__GIVEN PROBLEM__
Starting at the beginning of the records and ending at the line containing "refresh-icon[interactable] bbox=[310, 72, 328, 90]", switch "editor-tab" to "open-tab" and write out those lines again with nothing else changed.

____ GIVEN ENTRIES

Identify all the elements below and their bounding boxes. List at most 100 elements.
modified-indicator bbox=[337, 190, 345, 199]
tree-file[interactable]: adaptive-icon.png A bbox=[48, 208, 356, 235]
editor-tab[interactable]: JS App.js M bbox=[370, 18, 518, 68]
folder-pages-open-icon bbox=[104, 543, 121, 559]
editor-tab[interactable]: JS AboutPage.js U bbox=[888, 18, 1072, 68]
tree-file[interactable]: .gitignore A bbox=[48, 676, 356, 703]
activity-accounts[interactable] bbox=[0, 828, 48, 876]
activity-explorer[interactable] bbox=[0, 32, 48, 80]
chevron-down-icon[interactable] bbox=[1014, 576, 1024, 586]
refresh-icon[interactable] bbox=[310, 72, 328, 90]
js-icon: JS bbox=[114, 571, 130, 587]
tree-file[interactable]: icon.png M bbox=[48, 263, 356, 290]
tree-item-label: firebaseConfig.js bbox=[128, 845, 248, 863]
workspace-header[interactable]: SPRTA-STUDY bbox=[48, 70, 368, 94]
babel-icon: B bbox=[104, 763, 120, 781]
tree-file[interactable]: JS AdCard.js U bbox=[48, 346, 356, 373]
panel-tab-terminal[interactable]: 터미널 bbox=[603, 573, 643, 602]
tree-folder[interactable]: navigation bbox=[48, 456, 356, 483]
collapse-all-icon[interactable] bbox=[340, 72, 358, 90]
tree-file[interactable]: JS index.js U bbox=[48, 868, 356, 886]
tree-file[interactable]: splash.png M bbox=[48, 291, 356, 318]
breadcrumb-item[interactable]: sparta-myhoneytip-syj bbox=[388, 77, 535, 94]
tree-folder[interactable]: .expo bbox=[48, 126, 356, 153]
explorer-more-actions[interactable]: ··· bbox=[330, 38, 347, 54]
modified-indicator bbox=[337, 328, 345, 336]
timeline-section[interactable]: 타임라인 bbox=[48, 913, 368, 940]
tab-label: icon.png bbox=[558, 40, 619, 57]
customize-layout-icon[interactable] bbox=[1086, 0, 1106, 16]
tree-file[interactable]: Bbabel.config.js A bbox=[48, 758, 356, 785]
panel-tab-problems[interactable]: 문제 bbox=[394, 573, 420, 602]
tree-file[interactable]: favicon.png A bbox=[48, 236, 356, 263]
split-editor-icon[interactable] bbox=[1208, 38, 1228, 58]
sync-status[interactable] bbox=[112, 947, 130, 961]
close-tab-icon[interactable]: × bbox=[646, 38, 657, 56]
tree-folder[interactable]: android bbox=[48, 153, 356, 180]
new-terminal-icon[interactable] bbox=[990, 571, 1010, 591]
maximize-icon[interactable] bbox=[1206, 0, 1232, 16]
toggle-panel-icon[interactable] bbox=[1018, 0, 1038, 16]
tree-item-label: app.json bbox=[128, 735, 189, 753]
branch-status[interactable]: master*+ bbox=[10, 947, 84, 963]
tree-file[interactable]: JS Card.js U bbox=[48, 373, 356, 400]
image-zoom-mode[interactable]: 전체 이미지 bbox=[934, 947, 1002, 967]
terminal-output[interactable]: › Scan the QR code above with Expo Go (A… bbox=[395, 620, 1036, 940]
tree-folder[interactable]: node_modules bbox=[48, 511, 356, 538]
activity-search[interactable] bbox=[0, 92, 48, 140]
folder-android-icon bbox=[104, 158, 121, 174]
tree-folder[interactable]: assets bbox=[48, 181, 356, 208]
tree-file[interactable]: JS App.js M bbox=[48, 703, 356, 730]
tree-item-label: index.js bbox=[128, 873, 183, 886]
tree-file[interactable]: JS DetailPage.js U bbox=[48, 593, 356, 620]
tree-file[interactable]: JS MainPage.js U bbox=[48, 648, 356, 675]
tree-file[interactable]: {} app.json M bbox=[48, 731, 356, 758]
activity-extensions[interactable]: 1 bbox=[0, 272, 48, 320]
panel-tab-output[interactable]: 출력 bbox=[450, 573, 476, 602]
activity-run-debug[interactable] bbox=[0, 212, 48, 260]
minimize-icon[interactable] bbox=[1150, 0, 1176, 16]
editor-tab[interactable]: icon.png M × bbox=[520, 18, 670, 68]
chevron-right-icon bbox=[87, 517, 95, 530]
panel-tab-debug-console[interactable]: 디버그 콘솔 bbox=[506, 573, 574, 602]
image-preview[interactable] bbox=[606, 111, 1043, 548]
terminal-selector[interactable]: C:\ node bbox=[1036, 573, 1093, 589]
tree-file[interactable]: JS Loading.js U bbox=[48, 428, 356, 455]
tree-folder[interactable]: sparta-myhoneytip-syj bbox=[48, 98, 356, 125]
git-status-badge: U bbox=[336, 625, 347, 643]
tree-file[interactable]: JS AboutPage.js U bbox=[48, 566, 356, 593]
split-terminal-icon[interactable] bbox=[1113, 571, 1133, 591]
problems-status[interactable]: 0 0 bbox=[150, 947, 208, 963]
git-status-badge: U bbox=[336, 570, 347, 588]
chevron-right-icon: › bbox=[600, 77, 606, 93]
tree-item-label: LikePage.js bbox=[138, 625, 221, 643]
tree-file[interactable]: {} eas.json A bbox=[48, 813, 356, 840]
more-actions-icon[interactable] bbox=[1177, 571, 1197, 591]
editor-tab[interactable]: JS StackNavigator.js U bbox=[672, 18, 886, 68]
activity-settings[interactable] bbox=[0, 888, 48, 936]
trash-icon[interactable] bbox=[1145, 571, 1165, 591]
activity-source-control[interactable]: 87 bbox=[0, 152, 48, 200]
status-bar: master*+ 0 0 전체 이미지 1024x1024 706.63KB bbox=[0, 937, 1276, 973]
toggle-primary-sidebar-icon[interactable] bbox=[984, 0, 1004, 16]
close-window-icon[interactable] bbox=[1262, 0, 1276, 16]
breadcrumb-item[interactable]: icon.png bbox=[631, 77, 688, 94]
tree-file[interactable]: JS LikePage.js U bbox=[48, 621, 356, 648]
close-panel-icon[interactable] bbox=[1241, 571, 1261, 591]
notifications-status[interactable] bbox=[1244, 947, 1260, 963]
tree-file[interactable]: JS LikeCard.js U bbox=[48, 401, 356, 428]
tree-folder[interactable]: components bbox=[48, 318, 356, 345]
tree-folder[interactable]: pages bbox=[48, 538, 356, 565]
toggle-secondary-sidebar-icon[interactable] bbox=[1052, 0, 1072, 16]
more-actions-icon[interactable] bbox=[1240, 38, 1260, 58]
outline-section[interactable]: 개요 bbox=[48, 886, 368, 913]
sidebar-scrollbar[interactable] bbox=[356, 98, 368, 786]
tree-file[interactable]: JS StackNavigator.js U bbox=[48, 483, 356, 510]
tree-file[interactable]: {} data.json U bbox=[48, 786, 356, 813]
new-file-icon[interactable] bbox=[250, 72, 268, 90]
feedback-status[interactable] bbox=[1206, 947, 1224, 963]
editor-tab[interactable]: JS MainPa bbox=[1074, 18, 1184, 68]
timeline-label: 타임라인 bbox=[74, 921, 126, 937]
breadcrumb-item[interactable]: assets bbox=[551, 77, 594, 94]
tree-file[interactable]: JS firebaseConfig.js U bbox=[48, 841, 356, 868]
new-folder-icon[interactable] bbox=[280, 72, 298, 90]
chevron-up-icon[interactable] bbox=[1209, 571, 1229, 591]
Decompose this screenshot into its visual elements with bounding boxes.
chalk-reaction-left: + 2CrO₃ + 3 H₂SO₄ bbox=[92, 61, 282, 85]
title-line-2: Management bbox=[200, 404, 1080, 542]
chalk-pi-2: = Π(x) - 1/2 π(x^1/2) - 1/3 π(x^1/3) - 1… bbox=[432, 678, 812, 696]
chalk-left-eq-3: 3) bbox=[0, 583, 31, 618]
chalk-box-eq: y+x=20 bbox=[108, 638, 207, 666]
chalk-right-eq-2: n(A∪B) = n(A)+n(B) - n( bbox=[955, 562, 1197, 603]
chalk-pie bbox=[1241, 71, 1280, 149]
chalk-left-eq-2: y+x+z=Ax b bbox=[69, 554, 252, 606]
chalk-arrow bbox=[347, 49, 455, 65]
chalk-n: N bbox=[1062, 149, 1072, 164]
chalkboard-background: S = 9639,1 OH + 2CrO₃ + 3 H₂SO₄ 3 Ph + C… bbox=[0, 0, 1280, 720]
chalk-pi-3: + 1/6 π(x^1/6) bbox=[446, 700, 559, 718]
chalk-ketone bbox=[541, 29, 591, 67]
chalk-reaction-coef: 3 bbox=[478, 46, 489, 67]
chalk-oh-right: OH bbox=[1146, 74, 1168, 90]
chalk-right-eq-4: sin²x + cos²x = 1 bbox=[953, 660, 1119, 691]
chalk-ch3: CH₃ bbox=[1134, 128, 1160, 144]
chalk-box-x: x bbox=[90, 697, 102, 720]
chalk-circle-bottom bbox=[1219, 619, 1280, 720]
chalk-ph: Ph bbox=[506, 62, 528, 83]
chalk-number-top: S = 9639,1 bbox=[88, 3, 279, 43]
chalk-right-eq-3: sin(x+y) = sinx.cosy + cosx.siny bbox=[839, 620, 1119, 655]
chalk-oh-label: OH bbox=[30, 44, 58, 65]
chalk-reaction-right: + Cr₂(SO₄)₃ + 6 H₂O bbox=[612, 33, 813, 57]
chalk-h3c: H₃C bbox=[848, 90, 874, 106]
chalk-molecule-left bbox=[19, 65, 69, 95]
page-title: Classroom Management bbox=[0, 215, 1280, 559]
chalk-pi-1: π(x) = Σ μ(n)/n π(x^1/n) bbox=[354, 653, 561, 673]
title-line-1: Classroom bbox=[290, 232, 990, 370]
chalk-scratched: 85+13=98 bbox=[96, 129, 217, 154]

________

__TASK SOLUTION__
Identify all the elements below and their bounding boxes. List at most 100 elements.
modified-indicator bbox=[337, 190, 345, 199]
tree-file[interactable]: adaptive-icon.png A bbox=[48, 208, 356, 235]
open-tab[interactable]: JS App.js M bbox=[370, 18, 518, 68]
folder-pages-open-icon bbox=[104, 543, 121, 559]
open-tab[interactable]: JS AboutPage.js U bbox=[888, 18, 1072, 68]
tree-file[interactable]: .gitignore A bbox=[48, 676, 356, 703]
activity-accounts[interactable] bbox=[0, 828, 48, 876]
activity-explorer[interactable] bbox=[0, 32, 48, 80]
chevron-down-icon[interactable] bbox=[1014, 576, 1024, 586]
refresh-icon[interactable] bbox=[310, 72, 328, 90]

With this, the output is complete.